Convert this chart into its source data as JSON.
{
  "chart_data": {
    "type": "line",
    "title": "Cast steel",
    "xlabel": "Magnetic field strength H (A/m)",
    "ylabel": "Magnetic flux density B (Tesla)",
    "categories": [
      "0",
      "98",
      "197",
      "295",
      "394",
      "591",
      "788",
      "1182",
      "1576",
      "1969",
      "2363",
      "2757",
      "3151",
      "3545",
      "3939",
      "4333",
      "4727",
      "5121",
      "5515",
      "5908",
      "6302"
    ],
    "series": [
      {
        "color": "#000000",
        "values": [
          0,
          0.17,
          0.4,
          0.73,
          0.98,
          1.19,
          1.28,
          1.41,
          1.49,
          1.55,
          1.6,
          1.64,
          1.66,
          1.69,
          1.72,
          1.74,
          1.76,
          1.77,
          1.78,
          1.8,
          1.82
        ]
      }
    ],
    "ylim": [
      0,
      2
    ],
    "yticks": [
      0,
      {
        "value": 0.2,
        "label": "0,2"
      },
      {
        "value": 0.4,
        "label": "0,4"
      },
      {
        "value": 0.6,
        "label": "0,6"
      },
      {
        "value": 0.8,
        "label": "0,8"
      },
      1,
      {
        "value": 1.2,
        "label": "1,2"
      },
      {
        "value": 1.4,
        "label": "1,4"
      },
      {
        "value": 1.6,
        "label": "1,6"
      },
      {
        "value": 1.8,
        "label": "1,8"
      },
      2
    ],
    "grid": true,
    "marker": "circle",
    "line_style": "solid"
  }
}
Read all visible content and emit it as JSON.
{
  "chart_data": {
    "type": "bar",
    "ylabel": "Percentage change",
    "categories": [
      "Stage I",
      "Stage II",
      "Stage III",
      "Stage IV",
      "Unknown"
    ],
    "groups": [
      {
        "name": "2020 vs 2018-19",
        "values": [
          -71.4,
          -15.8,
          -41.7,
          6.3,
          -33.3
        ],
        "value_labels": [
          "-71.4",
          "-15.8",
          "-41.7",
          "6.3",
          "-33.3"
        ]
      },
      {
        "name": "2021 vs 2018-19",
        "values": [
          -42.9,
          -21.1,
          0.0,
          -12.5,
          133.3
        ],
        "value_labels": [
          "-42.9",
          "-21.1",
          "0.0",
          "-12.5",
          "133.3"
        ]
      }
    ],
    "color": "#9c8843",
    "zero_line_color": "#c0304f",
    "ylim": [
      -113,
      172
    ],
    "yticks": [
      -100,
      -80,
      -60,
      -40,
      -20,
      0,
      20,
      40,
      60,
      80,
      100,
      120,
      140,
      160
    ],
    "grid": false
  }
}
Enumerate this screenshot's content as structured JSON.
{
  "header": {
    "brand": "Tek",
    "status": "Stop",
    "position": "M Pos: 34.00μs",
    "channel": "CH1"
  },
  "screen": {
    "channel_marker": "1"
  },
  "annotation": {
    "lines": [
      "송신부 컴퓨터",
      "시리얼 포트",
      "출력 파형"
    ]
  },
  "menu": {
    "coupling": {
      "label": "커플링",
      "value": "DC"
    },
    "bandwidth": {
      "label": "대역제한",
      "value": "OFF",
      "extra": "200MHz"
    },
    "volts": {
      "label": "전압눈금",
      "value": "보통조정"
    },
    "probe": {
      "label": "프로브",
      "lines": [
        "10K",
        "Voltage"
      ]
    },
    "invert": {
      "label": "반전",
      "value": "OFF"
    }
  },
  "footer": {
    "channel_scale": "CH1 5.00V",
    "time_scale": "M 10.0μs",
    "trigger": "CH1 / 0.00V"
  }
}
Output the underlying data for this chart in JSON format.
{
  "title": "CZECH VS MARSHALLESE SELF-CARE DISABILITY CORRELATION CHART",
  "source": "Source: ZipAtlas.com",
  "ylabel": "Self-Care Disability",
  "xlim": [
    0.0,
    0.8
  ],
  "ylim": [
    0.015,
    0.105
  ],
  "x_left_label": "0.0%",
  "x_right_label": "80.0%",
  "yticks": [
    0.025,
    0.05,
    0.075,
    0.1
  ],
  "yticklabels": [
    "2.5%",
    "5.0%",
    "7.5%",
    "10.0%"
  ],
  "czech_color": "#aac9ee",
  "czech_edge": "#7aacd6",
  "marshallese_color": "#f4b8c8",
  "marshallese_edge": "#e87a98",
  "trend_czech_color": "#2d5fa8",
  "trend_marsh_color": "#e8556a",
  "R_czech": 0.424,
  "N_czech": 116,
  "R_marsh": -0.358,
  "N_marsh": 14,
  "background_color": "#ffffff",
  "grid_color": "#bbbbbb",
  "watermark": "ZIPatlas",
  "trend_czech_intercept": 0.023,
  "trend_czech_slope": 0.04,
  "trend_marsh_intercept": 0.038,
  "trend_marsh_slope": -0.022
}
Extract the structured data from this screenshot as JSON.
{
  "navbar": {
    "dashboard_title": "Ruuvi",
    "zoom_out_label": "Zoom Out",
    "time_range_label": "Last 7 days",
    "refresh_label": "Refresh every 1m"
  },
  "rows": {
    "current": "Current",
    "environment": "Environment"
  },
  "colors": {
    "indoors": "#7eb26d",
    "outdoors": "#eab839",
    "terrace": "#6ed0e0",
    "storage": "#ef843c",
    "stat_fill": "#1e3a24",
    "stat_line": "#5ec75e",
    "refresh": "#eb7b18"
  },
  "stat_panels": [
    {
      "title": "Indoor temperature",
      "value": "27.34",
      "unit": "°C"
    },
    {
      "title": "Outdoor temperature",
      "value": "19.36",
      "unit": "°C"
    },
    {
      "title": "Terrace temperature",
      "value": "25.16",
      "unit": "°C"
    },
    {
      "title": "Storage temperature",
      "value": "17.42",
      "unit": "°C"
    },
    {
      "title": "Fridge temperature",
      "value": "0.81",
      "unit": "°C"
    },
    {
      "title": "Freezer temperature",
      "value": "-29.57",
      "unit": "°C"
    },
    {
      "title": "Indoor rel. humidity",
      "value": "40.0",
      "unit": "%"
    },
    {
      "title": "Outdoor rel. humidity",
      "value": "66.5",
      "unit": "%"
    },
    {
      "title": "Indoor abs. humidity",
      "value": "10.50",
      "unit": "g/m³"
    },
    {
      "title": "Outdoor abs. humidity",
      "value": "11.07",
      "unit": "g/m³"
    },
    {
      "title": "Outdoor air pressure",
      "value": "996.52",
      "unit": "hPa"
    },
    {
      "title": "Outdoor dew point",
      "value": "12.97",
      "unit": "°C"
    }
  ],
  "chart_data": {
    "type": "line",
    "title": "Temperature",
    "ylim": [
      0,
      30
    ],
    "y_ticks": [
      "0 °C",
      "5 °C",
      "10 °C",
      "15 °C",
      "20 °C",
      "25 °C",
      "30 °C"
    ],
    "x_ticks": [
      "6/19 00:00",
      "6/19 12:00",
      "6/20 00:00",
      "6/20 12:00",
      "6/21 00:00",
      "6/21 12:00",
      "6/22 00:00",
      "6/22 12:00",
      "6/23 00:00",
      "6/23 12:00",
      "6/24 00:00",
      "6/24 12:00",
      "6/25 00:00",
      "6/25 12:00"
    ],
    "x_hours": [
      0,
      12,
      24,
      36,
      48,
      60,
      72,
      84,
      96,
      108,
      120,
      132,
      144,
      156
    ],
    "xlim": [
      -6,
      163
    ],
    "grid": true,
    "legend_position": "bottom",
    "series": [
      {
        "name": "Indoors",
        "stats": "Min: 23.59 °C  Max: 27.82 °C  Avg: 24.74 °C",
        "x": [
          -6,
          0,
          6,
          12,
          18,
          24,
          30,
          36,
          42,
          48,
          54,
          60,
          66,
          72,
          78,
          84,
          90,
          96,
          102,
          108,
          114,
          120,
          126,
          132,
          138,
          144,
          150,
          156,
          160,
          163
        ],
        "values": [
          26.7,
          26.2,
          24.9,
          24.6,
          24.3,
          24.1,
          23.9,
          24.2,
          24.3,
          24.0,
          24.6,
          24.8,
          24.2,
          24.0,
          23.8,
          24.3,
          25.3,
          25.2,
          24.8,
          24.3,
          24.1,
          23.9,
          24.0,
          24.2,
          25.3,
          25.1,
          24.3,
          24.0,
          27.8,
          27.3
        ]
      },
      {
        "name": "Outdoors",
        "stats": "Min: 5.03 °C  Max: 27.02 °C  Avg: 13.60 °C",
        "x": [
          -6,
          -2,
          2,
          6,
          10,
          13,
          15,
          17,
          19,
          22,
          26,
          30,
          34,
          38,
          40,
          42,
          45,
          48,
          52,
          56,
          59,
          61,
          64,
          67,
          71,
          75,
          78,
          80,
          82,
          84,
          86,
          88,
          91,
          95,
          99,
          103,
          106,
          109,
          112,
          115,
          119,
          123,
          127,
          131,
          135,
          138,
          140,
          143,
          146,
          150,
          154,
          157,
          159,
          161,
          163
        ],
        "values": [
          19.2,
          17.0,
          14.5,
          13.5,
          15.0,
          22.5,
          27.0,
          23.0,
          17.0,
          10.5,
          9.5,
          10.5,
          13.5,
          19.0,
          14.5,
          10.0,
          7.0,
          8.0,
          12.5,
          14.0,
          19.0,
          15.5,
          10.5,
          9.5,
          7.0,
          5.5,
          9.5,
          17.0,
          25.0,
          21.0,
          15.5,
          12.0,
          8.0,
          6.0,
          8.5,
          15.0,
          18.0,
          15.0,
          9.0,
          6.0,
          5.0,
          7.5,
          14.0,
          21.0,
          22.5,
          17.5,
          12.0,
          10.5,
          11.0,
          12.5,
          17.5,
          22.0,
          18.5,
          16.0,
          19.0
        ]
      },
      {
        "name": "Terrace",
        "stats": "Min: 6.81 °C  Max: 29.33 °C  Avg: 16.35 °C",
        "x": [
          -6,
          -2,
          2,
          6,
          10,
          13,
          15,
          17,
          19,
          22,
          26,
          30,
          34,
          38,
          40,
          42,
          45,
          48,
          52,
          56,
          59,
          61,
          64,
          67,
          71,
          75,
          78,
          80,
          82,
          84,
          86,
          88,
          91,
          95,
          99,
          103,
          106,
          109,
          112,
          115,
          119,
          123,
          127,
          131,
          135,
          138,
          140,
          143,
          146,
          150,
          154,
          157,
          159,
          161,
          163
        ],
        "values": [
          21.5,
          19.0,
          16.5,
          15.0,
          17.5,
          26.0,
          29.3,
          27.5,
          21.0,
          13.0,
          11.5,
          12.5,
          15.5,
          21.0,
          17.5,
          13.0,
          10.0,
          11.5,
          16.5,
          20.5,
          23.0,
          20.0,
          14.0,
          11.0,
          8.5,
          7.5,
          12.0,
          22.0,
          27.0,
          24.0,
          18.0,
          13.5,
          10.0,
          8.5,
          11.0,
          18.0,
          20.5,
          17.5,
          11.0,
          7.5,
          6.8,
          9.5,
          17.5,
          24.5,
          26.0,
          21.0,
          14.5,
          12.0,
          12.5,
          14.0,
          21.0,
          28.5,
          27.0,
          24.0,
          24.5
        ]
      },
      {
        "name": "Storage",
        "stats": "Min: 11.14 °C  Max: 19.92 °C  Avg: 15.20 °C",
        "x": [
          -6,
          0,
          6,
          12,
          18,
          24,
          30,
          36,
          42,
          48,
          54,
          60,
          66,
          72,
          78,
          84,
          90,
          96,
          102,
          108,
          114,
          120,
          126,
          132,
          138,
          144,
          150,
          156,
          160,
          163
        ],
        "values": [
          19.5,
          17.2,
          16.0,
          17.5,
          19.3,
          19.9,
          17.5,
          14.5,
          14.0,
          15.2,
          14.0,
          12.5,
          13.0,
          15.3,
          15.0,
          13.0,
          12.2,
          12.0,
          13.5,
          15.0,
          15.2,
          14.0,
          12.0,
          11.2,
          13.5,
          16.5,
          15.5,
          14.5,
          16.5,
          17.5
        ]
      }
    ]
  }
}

**What the task requires:**
Find every line in the records above that holds the word "content", and copy each one.

**Exercise solution:**
Read all visible content and emit it as JSON.
Enumerate this screenshot's content as structured JSON.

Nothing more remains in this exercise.